------ Selected extract ------

From time to time a raging wind blows, then there’s a rain shower – and the next moment it’s as hot as summer. Between ½ past 1 and ½ past 5 the whole town sleeps, (literally) the shops and restaurants are closed. Then everything opens again and continues long into the night. Tooti quickly adopts these habits – she can sleep just like that – but I find them a bit harder to adjust to.
On the whole this country has exceeded my expectations – and I’m very pleased we were able to make the trip. Though I notice I haven’t quite as much energy as before and have completely given up the night walks, for example.
That flight you wrote about sounded horrible. Now we’ve decided not to fly to Crete but to catch a boat to Santorini on a calm day – we won’t be taking a single flig
ht for the whole trip. I’ve bought a boat ticket to come back via Åbo because Tooti wants to see her parents. And incidentally, I might possibly come home a bit earlier than her, if she decides to extend her trip with a week or two in Paris.

------

■ Exercise instructions:
1. Answer from the travel letter:
(a) Between which hours does the whole town sleep?
(b) To which island do the travelers now plan to catch a boat?
(c) Why has the writer bought a boat ticket to come back via Åbo?
2. Name every place that the travel letter mentions by name.
3. Continue the travel letter with a few sentences, starting after its final sentence.
The lines that come after the travel letter are separate material.

------ Given information ------

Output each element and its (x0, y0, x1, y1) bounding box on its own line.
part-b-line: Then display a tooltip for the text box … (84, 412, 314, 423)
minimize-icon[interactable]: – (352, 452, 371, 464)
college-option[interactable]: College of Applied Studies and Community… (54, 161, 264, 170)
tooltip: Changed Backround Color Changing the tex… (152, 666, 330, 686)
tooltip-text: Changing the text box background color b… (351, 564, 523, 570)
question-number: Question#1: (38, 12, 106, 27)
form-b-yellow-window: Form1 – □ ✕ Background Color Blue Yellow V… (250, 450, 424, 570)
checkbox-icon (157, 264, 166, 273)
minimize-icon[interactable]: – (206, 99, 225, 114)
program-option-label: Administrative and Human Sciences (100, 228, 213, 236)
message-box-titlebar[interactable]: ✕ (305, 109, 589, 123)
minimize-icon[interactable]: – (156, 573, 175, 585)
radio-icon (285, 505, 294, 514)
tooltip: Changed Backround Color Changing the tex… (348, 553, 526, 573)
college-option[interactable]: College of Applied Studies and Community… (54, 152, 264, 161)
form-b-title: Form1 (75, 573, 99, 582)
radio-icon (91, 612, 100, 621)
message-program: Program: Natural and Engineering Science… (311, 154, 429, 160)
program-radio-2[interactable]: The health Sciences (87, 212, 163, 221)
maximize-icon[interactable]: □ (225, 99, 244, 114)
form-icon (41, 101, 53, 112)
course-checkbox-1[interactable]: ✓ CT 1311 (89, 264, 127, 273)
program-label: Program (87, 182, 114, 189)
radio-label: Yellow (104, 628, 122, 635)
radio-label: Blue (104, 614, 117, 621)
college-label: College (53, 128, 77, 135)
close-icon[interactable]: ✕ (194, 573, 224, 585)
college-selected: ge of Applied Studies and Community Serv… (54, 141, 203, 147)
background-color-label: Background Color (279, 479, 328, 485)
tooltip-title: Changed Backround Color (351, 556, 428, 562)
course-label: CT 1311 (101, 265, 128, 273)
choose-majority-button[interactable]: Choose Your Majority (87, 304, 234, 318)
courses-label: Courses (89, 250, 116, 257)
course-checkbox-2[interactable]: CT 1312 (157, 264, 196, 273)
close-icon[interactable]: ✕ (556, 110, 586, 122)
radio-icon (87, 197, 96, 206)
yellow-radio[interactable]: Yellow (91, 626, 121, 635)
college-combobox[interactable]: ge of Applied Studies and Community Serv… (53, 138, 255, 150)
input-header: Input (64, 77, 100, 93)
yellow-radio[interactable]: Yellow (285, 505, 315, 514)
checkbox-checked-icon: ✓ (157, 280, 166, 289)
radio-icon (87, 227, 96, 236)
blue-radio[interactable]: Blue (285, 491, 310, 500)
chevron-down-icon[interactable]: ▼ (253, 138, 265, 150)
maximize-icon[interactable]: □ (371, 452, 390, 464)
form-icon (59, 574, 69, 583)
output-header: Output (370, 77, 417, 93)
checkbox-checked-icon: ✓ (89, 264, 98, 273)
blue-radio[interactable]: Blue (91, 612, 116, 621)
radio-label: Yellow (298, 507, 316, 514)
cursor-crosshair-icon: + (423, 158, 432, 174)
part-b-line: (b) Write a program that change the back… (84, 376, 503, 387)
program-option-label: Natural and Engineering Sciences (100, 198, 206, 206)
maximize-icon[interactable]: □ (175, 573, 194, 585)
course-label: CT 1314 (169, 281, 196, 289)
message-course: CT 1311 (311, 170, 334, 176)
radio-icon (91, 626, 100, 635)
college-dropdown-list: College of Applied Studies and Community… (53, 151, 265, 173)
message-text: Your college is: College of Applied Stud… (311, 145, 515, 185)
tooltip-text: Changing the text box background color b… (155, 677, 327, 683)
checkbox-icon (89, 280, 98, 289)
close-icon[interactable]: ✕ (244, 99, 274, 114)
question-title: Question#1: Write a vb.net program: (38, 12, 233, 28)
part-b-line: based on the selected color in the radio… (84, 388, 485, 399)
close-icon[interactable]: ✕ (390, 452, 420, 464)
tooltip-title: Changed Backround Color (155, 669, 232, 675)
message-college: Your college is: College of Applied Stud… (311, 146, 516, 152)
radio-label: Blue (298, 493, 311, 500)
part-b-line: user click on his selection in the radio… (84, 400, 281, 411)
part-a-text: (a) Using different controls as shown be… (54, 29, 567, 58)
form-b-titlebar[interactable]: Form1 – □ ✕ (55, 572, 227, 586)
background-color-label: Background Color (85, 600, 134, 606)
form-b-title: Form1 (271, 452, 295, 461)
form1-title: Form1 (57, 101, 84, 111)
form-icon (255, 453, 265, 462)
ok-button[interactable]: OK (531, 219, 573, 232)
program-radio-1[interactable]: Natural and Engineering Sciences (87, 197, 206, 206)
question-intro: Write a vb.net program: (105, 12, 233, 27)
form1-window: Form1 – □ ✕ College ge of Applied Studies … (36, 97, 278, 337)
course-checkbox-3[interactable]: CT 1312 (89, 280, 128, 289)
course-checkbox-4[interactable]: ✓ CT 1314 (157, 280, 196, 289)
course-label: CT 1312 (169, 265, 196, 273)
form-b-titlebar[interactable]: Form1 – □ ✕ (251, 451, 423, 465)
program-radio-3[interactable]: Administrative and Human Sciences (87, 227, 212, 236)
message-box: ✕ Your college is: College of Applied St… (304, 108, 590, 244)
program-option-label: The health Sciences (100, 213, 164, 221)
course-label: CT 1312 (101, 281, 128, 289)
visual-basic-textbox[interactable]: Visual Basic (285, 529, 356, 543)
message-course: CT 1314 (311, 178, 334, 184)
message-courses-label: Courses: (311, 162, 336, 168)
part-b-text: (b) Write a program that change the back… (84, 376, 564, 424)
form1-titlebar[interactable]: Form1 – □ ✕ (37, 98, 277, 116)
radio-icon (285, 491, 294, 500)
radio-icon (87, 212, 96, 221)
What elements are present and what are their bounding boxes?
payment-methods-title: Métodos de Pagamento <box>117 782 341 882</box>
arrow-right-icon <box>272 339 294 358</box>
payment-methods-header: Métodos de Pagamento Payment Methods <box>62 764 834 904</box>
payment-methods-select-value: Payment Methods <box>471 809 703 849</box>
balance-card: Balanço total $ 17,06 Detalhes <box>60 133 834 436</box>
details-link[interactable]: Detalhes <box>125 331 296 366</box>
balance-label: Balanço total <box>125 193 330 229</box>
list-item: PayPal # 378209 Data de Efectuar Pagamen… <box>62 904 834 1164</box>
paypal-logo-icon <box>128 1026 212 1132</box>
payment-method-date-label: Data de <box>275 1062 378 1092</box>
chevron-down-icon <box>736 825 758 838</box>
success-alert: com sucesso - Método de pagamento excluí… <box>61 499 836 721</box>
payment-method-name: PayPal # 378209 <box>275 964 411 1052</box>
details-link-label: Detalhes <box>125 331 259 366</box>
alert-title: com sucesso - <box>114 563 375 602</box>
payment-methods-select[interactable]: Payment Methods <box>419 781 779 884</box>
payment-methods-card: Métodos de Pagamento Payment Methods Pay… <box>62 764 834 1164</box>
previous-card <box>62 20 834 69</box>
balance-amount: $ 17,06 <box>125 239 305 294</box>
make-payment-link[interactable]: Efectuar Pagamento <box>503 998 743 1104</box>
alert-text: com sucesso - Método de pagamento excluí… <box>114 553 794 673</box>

------

■ Response list:
1.
(a) Between ½ past 1 and ½ past 5.
(b) Santorini.
(c) Because Tooti wants to see her parents.

2. Crete, Santorini, Åbo, Paris

3.
I chose those hairnets for you, and then Lisbeth insisted I let her give them to you. I couldn’t refuse without making a scene – she wanted to you to have a present from her at last. I’ve been wondering about one of those pretty shawls, by the way – but I’m not sure if you like that kind of thing. I shall wait and see, maybe I’ll come across something better.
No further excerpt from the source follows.